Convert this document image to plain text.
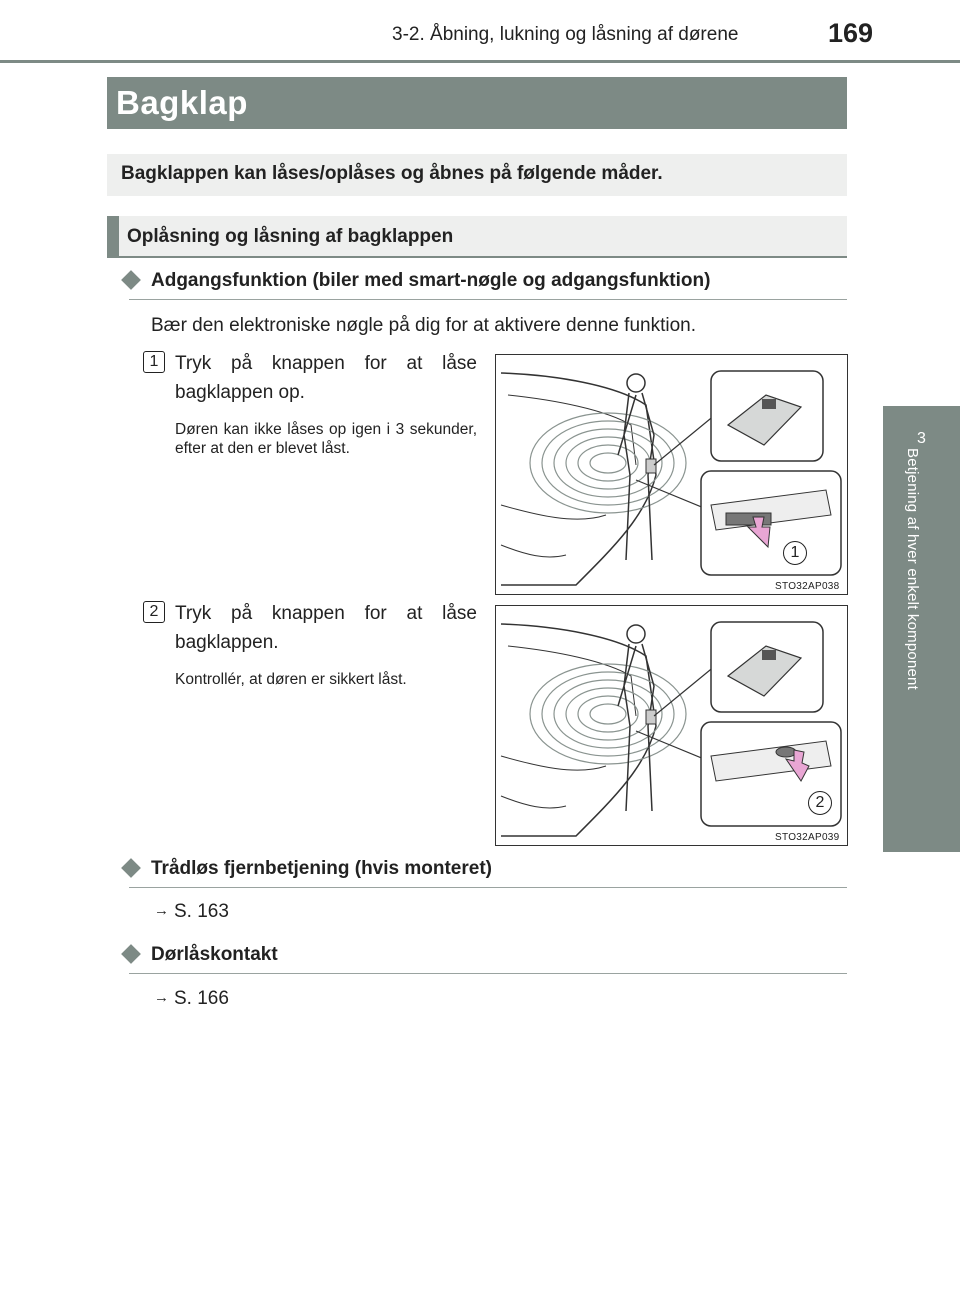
3-2. Åbning, lukning og låsning af dørene	169
3
Betjening af hver enkelt komponent
Bagklap
Bagklappen kan låses/oplåses og åbnes på følgende måder.
Oplåsning og låsning af bagklappen
Adgangsfunktion (biler med smart-nøgle og adgangsfunktion)
Bær den elektroniske nøgle på dig for at aktivere denne funktion.
1 Tryk på knappen for at låse bagklappen op.
Døren kan ikke låses op igen i 3 sekunder, efter at den er blevet låst.
1
STO32AP038
2 Tryk på knappen for at låse bagklappen.
Kontrollér, at døren er sikkert låst.
2
STO32AP039
Trådløs fjernbetjening (hvis monteret)
→ S. 163
Dørlåskontakt
→ S. 166
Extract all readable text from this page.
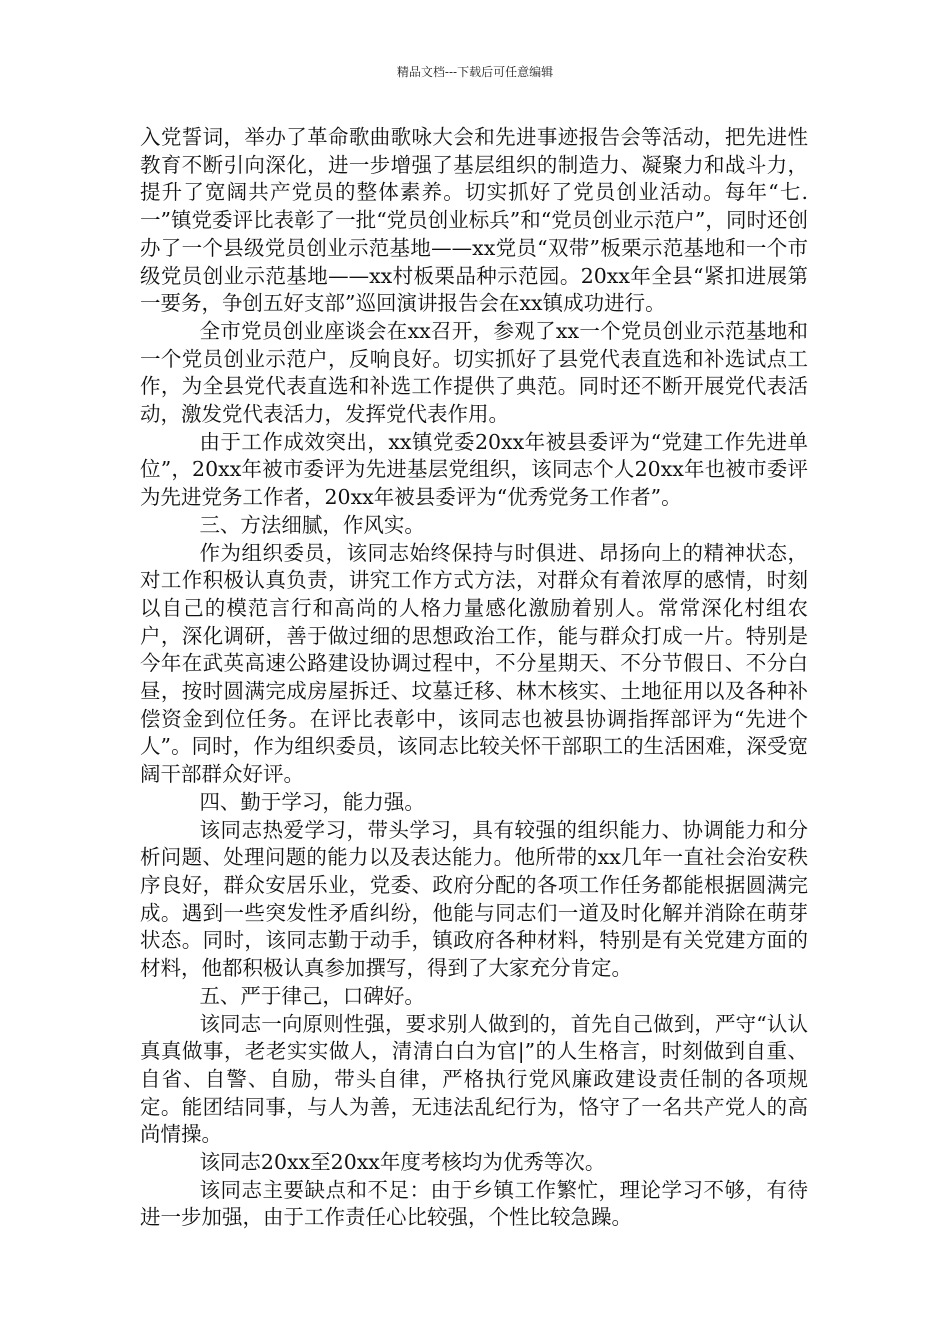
精品文档---下载后可任意编辑

入党誓词，举办了革命歌曲歌咏大会和先进事迹报告会等活动，把先进性教育不断引向深化，进一步增强了基层组织的制造力、凝聚力和战斗力，提升了宽阔共产党员的整体素养。切实抓好了党员创业活动。每年“七.一”镇党委评比表彰了一批“党员创业标兵”和“党员创业示范户”，同时还创办了一个县级党员创业示范基地——xx党员“双带”板栗示范基地和一个市级党员创业示范基地——xx村板栗品种示范园。20xx年全县“紧扣进展第一要务，争创五好支部”巡回演讲报告会在xx镇成功进行。

全市党员创业座谈会在xx召开，参观了xx一个党员创业示范基地和一个党员创业示范户，反响良好。切实抓好了县党代表直选和补选试点工作，为全县党代表直选和补选工作提供了典范。同时还不断开展党代表活动，激发党代表活力，发挥党代表作用。

由于工作成效突出，xx镇党委20xx年被县委评为“党建工作先进单位”，20xx年被市委评为先进基层党组织，该同志个人20xx年也被市委评为先进党务工作者，20xx年被县委评为“优秀党务工作者”。

三、方法细腻，作风实。

作为组织委员，该同志始终保持与时俱进、昂扬向上的精神状态，对工作积极认真负责，讲究工作方式方法，对群众有着浓厚的感情，时刻以自己的模范言行和高尚的人格力量感化激励着别人。常常深化村组农户，深化调研，善于做过细的思想政治工作，能与群众打成一片。特别是今年在武英高速公路建设协调过程中，不分星期天、不分节假日、不分白昼，按时圆满完成房屋拆迁、坟墓迁移、林木核实、土地征用以及各种补偿资金到位任务。在评比表彰中，该同志也被县协调指挥部评为“先进个人”。同时，作为组织委员，该同志比较关怀干部职工的生活困难，深受宽阔干部群众好评。

四、勤于学习，能力强。

该同志热爱学习，带头学习，具有较强的组织能力、协调能力和分析问题、处理问题的能力以及表达能力。他所带的xx几年一直社会治安秩序良好，群众安居乐业，党委、政府分配的各项工作任务都能根据圆满完成。遇到一些突发性矛盾纠纷，他能与同志们一道及时化解并消除在萌芽状态。同时，该同志勤于动手，镇政府各种材料，特别是有关党建方面的材料，他都积极认真参加撰写，得到了大家充分肯定。

五、严于律己，口碑好。

该同志一向原则性强，要求别人做到的，首先自己做到，严守“认认真真做事，老老实实做人，清清白白为官|”的人生格言，时刻做到自重、自省、自警、自励，带头自律，严格执行党风廉政建设责任制的各项规定。能团结同事，与人为善，无违法乱纪行为，恪守了一名共产党人的高尚情操。

该同志20xx至20xx年度考核均为优秀等次。

该同志主要缺点和不足：由于乡镇工作繁忙，理论学习不够，有待进一步加强，由于工作责任心比较强，个性比较急躁。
◇ ◇ ◇ ◇
- **Goal**: Every entry above is to be set down exactly; the pictures are to be left out.

- **Finished task**:
Convert this document image to plain text.
3-2. Åbning, lukning og låsning af dørene	169
3
Betjening af hver enkelt komponent
Bagklap
Bagklappen kan låses/oplåses og åbnes på følgende måder.
Oplåsning og låsning af bagklappen
Adgangsfunktion (biler med smart-nøgle og adgangsfunktion)
Bær den elektroniske nøgle på dig for at aktivere denne funktion.
1 Tryk på knappen for at låse bagklappen op.
Døren kan ikke låses op igen i 3 sekunder, efter at den er blevet låst.
1
STO32AP038
2 Tryk på knappen for at låse bagklappen.
Kontrollér, at døren er sikkert låst.
2
STO32AP039
Trådløs fjernbetjening (hvis monteret)
→ S. 163
Dørlåskontakt
→ S. 166
Extract all readable text from this page.
精品文档---下载后可任意编辑

入党誓词，举办了革命歌曲歌咏大会和先进事迹报告会等活动，把先进性教育不断引向深化，进一步增强了基层组织的制造力、凝聚力和战斗力，提升了宽阔共产党员的整体素养。切实抓好了党员创业活动。每年“七.一”镇党委评比表彰了一批“党员创业标兵”和“党员创业示范户”，同时还创办了一个县级党员创业示范基地——xx党员“双带”板栗示范基地和一个市级党员创业示范基地——xx村板栗品种示范园。20xx年全县“紧扣进展第一要务，争创五好支部”巡回演讲报告会在xx镇成功进行。

全市党员创业座谈会在xx召开，参观了xx一个党员创业示范基地和一个党员创业示范户，反响良好。切实抓好了县党代表直选和补选试点工作，为全县党代表直选和补选工作提供了典范。同时还不断开展党代表活动，激发党代表活力，发挥党代表作用。

由于工作成效突出，xx镇党委20xx年被县委评为“党建工作先进单位”，20xx年被市委评为先进基层党组织，该同志个人20xx年也被市委评为先进党务工作者，20xx年被县委评为“优秀党务工作者”。

三、方法细腻，作风实。

作为组织委员，该同志始终保持与时俱进、昂扬向上的精神状态，对工作积极认真负责，讲究工作方式方法，对群众有着浓厚的感情，时刻以自己的模范言行和高尚的人格力量感化激励着别人。常常深化村组农户，深化调研，善于做过细的思想政治工作，能与群众打成一片。特别是今年在武英高速公路建设协调过程中，不分星期天、不分节假日、不分白昼，按时圆满完成房屋拆迁、坟墓迁移、林木核实、土地征用以及各种补偿资金到位任务。在评比表彰中，该同志也被县协调指挥部评为“先进个人”。同时，作为组织委员，该同志比较关怀干部职工的生活困难，深受宽阔干部群众好评。

四、勤于学习，能力强。

该同志热爱学习，带头学习，具有较强的组织能力、协调能力和分析问题、处理问题的能力以及表达能力。他所带的xx几年一直社会治安秩序良好，群众安居乐业，党委、政府分配的各项工作任务都能根据圆满完成。遇到一些突发性矛盾纠纷，他能与同志们一道及时化解并消除在萌芽状态。同时，该同志勤于动手，镇政府各种材料，特别是有关党建方面的材料，他都积极认真参加撰写，得到了大家充分肯定。

五、严于律己，口碑好。

该同志一向原则性强，要求别人做到的，首先自己做到，严守“认认真真做事，老老实实做人，清清白白为官|”的人生格言，时刻做到自重、自省、自警、自励，带头自律，严格执行党风廉政建设责任制的各项规定。能团结同事，与人为善，无违法乱纪行为，恪守了一名共产党人的高尚情操。

该同志20xx至20xx年度考核均为优秀等次。

该同志主要缺点和不足：由于乡镇工作繁忙，理论学习不够，有待进一步加强，由于工作责任心比较强，个性比较急躁。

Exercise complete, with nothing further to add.